- **Written instruction 1**
Answer these questions from the article on the film Jack and Jill vs. the World:
(a) Who wrote the music for the film?
(b) Where does Jack first meet Jill?
(c) Where does Jill get a job?
- **Written instruction 2**
Return the portion of the article on the film Jack and Jill vs. the World that begins at the words "Meanwhile, Jack's best" and ends after the words "resume being intimate.". Copy it word for word.
- **Written instruction 3**
Carry the article on the film Jack and Jill vs. the World forward from its final sentence.

- **Extract to read**
##############################
- Movie Poster
- Directed by: Vanessa Parise
- Written by: Vanessa Parise Peter Stebbings
- Produced by: Robin Dunne Vanessa Parise
- Starring: Freddie Prinze Jr. Taryn Manning Robert Forster Vanessa Parise Kelly Rowan Peter Stebbings
- Cinematography: Manfred Guthie
- Edited by: Matthew Boothe Gareth C. Scales
- Music by: Jeremy Parise
- Release date: April 4, 2008;
- Running time: 89 minutes
- Countries: United States Canada
- Language: English

= Jack and Jill vs. the World =

Jack and Jill vs. the World is an American-Canadian film by Vanessa Parise. It was released on April 4, 2008 and stars Freddie Prinze Jr. and Taryn Manning as Jack and Jill.

==Plot==

Jack is a successful thirty-something NYC advertising executive, living a life of routine. He meets Jill by chance on a rooftop. She is looking for an apartment and asks him for directions. Jack suggests Jill's name for an ad shoot.

Later, when he drives Jill to her apartment he realizes the neighborhood does not look safe. So he helps her move out of her place and into his spare bedroom.

Meanwhile, Jack's best friend and business partner George continually tries to set him up with available women he knows, all of whom similarly show a keen interest in settling down and having children.

As time goes on, Jill opens Jack's eyes in many ways, including fair trade coffee. She gets a job at a pet shelter and is taught to screen potential adopters. Over lunch with her new coworker Lucy, after being asked how she can eat so much yet not gain weight, Jill confesses she has cystic fibrosis so her body doesn't absorb nutrients well.

After Jack and Jill sleep together, initially in the morning he insists it was a one-off thing so they can remain roommates. However, her affectionate nature soon wins him over, and they resume being intimate.
##############################
- **Stored data**
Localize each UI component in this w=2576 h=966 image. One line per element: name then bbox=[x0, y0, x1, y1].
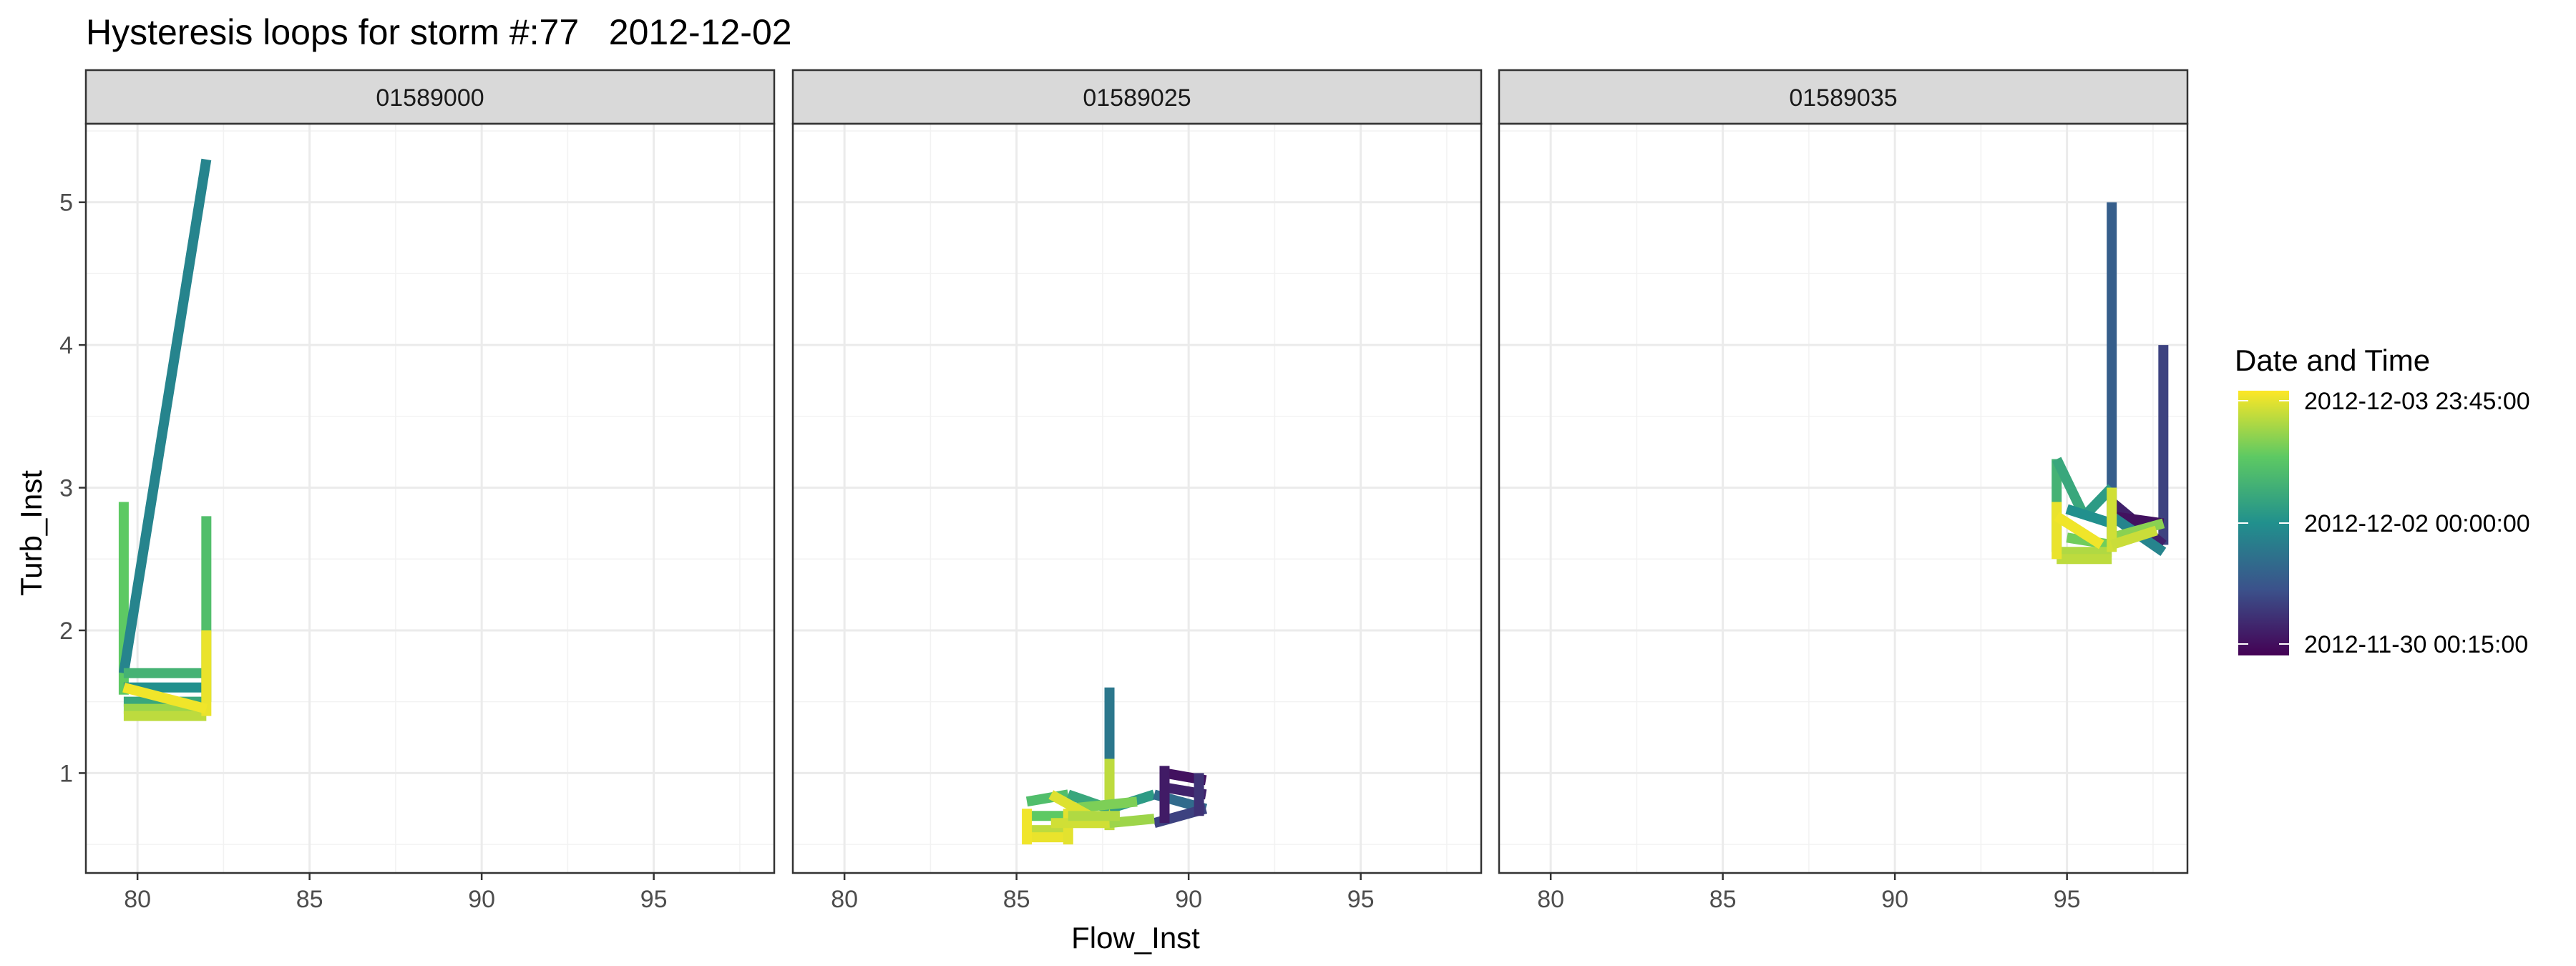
hysteresis-segment bbox=[2110, 518, 2165, 543]
y-tick-label: 3 bbox=[59, 475, 73, 502]
panel-border bbox=[791, 122, 1483, 874]
x-tick-label: 80 bbox=[124, 886, 151, 913]
y-tick-label: 2 bbox=[59, 618, 73, 645]
y-tick-label: 5 bbox=[59, 190, 73, 217]
y-axis: 1 2 3 4 5 bbox=[59, 190, 86, 787]
chart-title: Hysteresis loops for storm #:77 2012-12-… bbox=[86, 12, 792, 52]
facet-strip-label: 01589035 bbox=[1789, 84, 1897, 112]
hysteresis-segment bbox=[2054, 512, 2104, 550]
x-tick-label: 95 bbox=[640, 886, 668, 913]
y-tick-label: 4 bbox=[59, 332, 73, 359]
x-tick-label: 80 bbox=[831, 886, 858, 913]
facet-panel: 01589025 80 85 90 95 bbox=[791, 69, 1483, 913]
x-tick-label: 85 bbox=[296, 886, 323, 913]
x-tick-label: 95 bbox=[2054, 886, 2081, 913]
x-tick-label: 90 bbox=[1175, 886, 1202, 913]
x-axis-title: Flow_Inst bbox=[1071, 921, 1200, 955]
y-tick-label: 1 bbox=[59, 760, 73, 787]
hysteresis-segment bbox=[2110, 525, 2158, 550]
facet-panel: 01589035 80 85 90 95 bbox=[1498, 69, 2189, 913]
panel-border bbox=[84, 122, 776, 874]
facet-strip-label: 01589025 bbox=[1083, 84, 1191, 112]
legend-label: 2012-11-30 00:15:00 bbox=[2304, 631, 2528, 658]
panel-background bbox=[1499, 124, 2187, 873]
hysteresis-segment bbox=[122, 682, 208, 714]
x-tick-label: 80 bbox=[1537, 886, 1564, 913]
x-tick-label: 90 bbox=[1881, 886, 1908, 913]
x-tick-label: 90 bbox=[468, 886, 495, 913]
hysteresis-segment bbox=[2051, 457, 2089, 519]
x-tick-label: 85 bbox=[1003, 886, 1030, 913]
facet-strip bbox=[84, 69, 776, 125]
legend-ticks: 2012-12-03 23:45:00 2012-12-02 00:00:00 20… bbox=[2238, 388, 2530, 658]
hysteresis-segment bbox=[118, 158, 212, 674]
legend-label: 2012-12-02 00:00:00 bbox=[2304, 510, 2530, 537]
facet-strip bbox=[1498, 69, 2189, 125]
legend-label: 2012-12-03 23:45:00 bbox=[2304, 388, 2530, 415]
facet-panel: 01589000 80 85 90 95 bbox=[84, 69, 776, 913]
panel-background bbox=[793, 124, 1481, 873]
color-legend: Date and Time 2012-12-03 23:45:002012-12… bbox=[2235, 343, 2530, 658]
hysteresis-segment bbox=[1108, 814, 1155, 829]
legend-title: Date and Time bbox=[2235, 343, 2430, 377]
y-axis-title: Turb_Inst bbox=[14, 470, 48, 596]
panel-background bbox=[86, 124, 774, 873]
facet-strip-label: 01589000 bbox=[376, 84, 484, 112]
x-tick-label: 85 bbox=[1709, 886, 1737, 913]
hysteresis-segment bbox=[2065, 504, 2114, 529]
panel-border bbox=[1498, 122, 2189, 874]
x-tick-label: 95 bbox=[1347, 886, 1375, 913]
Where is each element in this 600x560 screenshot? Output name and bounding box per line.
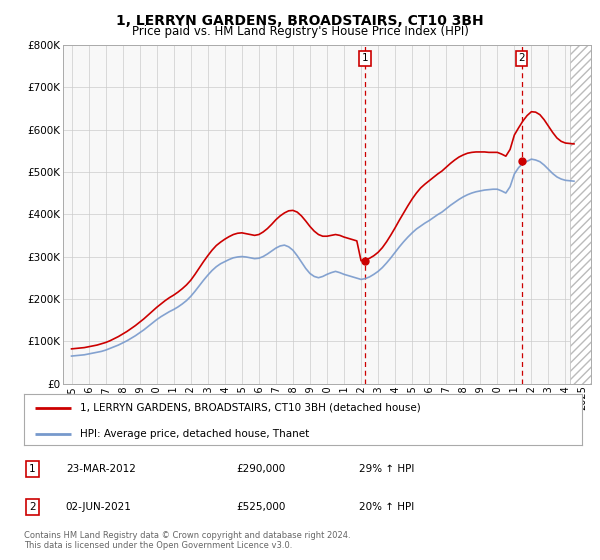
##############################
- **Exercise result 1**
(a) Jeremy Parise
(b) On a rooftop
(c) At a pet shelter

- **Exercise result 2**
Meanwhile, Jack's best friend and business partner George continually tries to set him up with available women he knows, all of whom similarly show a keen interest in settling down and having children.

As time goes on, Jill opens Jack's eyes in many ways, including fair trade coffee. She gets a job at a pet shelter and is taught to screen potential adopters. Over lunch with her new coworker Lucy, after being asked how she can eat so much yet not gain weight, Jill confesses she has cystic fibrosis so her body doesn't absorb nutrients well.

After Jack and Jill sleep together, initially in the morning he insists it was a one-off thing so they can remain roommates. However, her affectionate nature soon wins him over, and they resume being intimate.

- **Exercise result 3**
Jill's free-spirited nature causes some friction, however. She spends an evening away without forewarning, which worries him. It goes unexplained, but after the pair climb a tree they piece together a playful manifesto of "rules to live by."

Rule 1 Be honest

Rule 2 Believe in fairy tales

Rule 3 Accept time as our friend

Rule 4 Make sure the nookie is good

Rule 5 Promote beauty. Wage a sustained campaign against ugliness

Rule 6 Abandon the pursuit of happiness and its false promise

Rule 7 Show compassion, except to pirates

Rule 8 Less TV

Rule 9 Always be willing to admit when you're wrong

George, noticing a more playful side to Jack's usual cynicism, wants to meet Jill, the cause. Jack periodically brings lunch to have with his dad Norm at his bookshop. So, he brings Lucy there so they can meet.

When her long absences go unexplained, Jack forces her to confess that her disappearances are a result of the treatment she needs for cystic fibrosis, an ultimately terminal illness. Jack is furious with Jill for violating their pact of honesty, they break up and she moves in with Lucy.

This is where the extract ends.